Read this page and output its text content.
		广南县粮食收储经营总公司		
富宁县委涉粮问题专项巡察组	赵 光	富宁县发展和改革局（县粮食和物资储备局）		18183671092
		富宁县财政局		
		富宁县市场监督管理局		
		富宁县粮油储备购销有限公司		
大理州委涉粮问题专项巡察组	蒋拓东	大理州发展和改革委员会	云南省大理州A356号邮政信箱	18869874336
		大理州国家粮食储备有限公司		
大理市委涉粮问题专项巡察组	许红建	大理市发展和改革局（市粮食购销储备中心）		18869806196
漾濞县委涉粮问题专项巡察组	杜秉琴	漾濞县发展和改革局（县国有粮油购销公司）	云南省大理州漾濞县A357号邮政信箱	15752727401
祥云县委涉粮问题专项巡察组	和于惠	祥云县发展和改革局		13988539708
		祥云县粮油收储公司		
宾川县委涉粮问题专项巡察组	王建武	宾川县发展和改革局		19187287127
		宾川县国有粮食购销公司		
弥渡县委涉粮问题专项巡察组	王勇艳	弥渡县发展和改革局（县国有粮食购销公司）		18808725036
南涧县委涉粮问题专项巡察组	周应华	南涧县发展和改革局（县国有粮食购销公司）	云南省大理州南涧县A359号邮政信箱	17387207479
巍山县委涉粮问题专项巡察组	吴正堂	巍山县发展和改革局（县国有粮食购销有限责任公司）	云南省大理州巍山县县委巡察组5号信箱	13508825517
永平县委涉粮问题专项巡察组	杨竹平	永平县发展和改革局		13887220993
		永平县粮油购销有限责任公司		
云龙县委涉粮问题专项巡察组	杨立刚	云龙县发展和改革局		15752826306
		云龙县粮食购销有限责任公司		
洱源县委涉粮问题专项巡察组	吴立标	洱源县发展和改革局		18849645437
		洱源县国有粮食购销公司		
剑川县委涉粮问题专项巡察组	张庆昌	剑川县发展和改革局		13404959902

===============

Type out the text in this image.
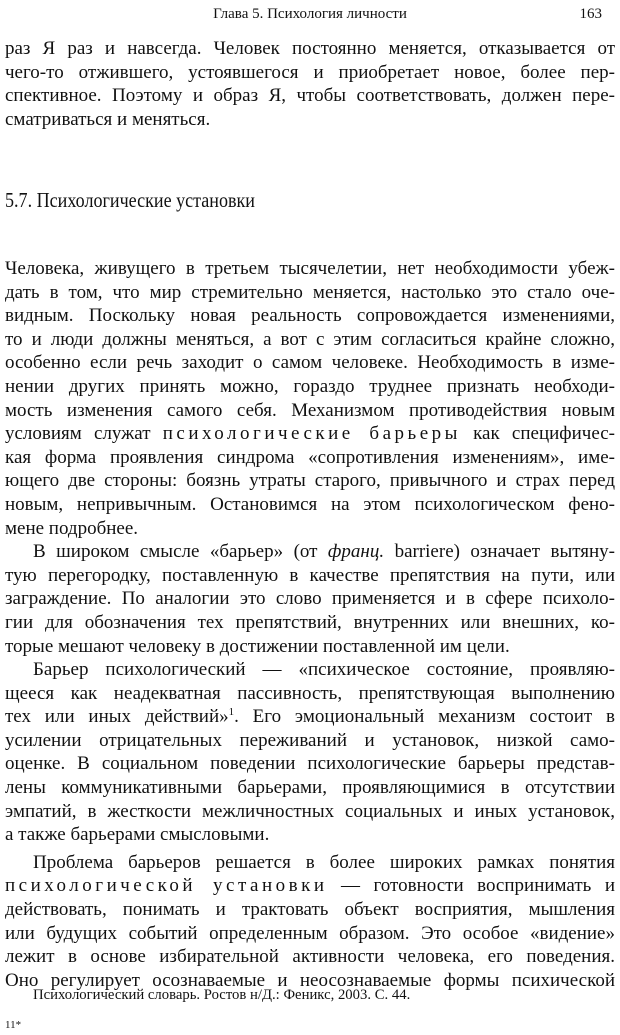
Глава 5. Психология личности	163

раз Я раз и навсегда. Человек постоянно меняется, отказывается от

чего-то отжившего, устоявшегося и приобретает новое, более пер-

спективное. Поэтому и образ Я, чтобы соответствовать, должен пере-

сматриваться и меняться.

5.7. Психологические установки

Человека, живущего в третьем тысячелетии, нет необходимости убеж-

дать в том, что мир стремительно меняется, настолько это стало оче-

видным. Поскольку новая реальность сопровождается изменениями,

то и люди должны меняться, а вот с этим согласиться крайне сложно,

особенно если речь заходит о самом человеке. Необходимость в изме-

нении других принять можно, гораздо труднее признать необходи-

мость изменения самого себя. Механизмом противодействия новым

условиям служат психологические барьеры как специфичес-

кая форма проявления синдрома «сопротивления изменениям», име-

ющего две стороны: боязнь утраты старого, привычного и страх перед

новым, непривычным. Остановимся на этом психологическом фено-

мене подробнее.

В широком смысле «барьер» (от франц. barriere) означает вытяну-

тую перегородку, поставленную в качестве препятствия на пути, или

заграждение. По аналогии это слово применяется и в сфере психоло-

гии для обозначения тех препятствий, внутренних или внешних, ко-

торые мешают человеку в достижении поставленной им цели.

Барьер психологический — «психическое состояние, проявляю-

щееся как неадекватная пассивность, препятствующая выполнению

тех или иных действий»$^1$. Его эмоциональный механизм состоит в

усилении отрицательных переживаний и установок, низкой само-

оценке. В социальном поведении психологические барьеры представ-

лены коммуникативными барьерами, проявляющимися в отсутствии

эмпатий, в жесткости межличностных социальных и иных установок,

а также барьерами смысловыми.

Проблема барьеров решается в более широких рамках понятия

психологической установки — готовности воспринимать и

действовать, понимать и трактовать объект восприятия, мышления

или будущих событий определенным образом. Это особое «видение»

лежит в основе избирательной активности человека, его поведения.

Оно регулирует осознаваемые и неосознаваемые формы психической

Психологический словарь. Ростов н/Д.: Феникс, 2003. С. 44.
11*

===============

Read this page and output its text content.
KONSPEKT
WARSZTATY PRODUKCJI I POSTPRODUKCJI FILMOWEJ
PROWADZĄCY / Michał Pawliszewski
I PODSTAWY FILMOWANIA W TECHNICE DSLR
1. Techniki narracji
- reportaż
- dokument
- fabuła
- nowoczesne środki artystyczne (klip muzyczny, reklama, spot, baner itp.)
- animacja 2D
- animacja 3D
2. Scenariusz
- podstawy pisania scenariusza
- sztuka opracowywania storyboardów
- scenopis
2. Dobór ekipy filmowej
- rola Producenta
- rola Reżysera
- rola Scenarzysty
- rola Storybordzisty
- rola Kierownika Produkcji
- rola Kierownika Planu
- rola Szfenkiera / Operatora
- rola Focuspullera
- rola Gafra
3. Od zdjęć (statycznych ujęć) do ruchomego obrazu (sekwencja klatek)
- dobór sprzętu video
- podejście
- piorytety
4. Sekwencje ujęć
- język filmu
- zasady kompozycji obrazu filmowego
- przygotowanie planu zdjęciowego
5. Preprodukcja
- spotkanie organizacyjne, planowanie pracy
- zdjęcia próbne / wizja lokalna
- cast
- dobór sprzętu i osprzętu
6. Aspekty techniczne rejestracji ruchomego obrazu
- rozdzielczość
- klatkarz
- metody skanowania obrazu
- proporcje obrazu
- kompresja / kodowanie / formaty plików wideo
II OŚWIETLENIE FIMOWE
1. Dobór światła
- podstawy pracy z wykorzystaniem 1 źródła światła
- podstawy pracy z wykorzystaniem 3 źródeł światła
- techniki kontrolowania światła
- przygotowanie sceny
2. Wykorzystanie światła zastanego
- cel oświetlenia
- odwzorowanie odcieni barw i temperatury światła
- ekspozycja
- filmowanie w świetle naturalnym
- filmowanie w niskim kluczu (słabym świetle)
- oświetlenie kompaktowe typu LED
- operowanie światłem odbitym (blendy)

===============

Request >> From the listing, copy each line containing the word "установки".

Result of this task >>
5.7. Психологические установки
психологической установки — готовности воспринимать и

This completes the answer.